___ Extrait retenu

N’ayant jamais produit ce rapport devant la justice, ses propos ont été jugés diffamatoires, déclenchant la plainte formelle de Niang.
Depuis lors, cette affaire est devenue un véritable enjeu politique, exacerbé par les tensions entre les partisans de Sonko et ceux du régime précédent, rendant chaque décision judiciaire particulièrement sensible.
La loi d’amnistie change la donne
Malgré cette confirmation de peine, les juristes s’accordent à dire que Sonko reste éligible, grâce à la loi d’amnistie votée en mars 2024, qui couvre toutes les infractions à caractère politique commises entre 2021 et 2024.
La Cour suprême avait elle-même qualifié cette affaire de diffamation comme étant une infraction politique, ce qui a pour effet d’éteindre l’action publique sur le plan pénal.
Cette amnistie protège donc Ousmane Sonko des conséquences judiciaires pénales, une situation qui continue d’alimenter les débats sur la portée réelle de cette loi et ses implications politiques dans le pays.
Un épilogue judiciaire, mais une dette civile maintenue
Si l'amnistie protège Sonko des conséquences pénales, elle ne l’exonère pas des obligations civiles.
Le chef du gouvernement reste tenu de verser les 200 millions de francs CFA de dommages et intérêts à Mame Mbaye Niang.

______
___ Données sources

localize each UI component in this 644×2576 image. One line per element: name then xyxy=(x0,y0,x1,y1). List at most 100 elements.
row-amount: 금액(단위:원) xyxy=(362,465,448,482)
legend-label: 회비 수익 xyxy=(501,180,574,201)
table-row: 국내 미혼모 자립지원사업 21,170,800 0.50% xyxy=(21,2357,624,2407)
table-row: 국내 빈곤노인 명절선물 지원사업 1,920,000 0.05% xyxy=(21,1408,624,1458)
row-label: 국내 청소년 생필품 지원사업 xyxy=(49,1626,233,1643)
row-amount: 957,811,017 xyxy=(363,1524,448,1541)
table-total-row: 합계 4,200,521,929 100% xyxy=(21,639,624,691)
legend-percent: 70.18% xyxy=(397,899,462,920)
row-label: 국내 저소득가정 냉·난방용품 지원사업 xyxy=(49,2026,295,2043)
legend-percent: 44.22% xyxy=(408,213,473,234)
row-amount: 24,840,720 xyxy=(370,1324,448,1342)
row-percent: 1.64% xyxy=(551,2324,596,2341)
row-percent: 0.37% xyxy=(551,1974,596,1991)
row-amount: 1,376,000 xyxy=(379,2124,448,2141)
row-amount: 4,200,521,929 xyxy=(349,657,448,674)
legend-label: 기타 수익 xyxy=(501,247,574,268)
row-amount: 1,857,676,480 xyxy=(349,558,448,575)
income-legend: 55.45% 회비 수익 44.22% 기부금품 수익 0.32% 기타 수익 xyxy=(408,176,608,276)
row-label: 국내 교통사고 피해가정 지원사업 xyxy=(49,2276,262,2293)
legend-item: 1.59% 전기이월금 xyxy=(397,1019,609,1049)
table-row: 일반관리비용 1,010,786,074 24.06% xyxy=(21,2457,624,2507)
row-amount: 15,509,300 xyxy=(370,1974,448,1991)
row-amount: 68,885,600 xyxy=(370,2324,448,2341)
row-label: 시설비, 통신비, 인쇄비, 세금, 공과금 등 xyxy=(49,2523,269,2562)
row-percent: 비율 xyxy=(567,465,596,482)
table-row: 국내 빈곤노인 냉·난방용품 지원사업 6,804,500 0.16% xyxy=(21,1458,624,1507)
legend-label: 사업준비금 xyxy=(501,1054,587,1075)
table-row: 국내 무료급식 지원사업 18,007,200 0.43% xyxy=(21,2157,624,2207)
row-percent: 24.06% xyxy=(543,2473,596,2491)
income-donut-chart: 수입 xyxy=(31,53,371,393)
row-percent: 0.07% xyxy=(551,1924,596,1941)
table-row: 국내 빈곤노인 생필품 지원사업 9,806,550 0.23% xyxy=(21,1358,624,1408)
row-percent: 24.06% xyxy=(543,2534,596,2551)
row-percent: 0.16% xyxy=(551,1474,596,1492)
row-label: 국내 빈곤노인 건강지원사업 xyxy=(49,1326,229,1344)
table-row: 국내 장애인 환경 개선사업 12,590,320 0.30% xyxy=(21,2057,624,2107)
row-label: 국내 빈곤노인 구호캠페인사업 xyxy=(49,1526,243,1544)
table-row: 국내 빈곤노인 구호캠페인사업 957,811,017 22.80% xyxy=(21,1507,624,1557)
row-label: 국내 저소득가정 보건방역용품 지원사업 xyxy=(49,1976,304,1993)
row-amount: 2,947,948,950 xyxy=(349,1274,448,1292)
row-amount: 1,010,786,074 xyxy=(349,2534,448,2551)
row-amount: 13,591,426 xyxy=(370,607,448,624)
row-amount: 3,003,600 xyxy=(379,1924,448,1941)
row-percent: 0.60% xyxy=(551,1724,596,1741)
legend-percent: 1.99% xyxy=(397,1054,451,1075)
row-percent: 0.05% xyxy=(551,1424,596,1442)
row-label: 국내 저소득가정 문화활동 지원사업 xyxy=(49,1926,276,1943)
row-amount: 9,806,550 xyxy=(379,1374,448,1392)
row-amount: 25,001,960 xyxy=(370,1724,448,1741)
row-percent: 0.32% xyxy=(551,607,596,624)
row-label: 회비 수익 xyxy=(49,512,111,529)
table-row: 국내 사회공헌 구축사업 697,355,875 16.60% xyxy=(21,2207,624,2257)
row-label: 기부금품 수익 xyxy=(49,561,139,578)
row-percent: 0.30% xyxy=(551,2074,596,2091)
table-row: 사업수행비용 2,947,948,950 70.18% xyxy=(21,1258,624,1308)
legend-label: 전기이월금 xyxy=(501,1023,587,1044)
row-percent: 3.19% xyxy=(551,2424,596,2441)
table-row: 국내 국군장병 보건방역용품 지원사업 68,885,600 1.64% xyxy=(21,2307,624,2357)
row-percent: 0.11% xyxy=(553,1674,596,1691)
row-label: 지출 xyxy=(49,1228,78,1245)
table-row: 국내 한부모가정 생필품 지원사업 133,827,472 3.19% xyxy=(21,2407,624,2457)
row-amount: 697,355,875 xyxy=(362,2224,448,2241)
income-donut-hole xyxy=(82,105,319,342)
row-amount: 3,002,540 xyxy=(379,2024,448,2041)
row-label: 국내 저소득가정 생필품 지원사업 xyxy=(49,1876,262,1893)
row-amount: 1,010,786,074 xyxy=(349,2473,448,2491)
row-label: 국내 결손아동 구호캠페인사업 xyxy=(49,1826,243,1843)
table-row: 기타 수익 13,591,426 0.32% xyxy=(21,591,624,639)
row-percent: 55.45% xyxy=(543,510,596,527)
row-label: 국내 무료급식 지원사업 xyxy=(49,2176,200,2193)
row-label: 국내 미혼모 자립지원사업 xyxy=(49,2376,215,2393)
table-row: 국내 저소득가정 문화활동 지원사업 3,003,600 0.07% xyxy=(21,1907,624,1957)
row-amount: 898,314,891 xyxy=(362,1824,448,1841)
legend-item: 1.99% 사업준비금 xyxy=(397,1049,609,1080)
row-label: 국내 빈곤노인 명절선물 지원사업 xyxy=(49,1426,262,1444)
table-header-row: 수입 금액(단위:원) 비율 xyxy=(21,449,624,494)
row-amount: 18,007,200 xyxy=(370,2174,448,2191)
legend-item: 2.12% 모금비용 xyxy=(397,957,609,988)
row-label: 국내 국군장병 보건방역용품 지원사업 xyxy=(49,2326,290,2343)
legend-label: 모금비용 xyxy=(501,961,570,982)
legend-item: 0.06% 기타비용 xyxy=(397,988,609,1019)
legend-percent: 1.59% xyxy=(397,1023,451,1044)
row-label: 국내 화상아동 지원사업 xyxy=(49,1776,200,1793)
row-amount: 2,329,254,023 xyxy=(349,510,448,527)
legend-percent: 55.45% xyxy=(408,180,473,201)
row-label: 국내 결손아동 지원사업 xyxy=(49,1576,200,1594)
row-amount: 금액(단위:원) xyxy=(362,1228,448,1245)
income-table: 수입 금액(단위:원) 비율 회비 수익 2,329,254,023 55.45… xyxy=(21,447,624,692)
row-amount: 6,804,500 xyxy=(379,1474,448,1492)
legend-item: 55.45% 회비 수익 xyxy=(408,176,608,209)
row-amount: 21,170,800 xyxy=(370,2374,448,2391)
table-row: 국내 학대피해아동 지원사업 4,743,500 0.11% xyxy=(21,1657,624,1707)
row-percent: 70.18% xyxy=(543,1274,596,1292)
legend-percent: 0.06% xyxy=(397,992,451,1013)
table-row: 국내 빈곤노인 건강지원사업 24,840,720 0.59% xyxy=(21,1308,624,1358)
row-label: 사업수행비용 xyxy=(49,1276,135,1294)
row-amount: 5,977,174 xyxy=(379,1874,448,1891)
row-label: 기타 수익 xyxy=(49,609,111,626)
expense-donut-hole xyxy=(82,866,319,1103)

______

### Consignes:
**1)** D'après l'extrait sur l'affaire Sonko, quelles infractions la loi d'amnistie de mars 2024 couvre-t-elle ?
**2)** Poursuivez l'extrait sur l'affaire Sonko à partir de sa dernière phrase.

### Réponses:
**1)** Toutes les infractions à caractère politique commises entre 2021 et 2024.

**2)**
Cette condamnation civile conserve un poids symbolique et financier important, même si ses implications politiques sont neutralisées par la loi d’amnistie.
Ce volet civil de l’affaire souligne que la justice n’a pas totalement levé le voile sur les responsabilités et laisse une porte ouverte à d’éventuelles suites dans le domaine financier.
Sonko contre-attaque sur le terrain politique et judiciaire
Dans une déclaration tenue ce mardi, Ousmane Sonko est revenu sur le fonctionnement de la justice sénégalaise.
Il a affirmé : « Mon respect pour la justice est total. Mais ce respect n’est pas un blanc-seing. Si elle ne remplit pas correctement son rôle, je serai le premier à le dire. Parce qu’une justice faible, c’est une République fragile ».
Ces propos traduisent sa position claire face à ce qu’il perçoit comme des dysfonctionnements dans le système judiciaire.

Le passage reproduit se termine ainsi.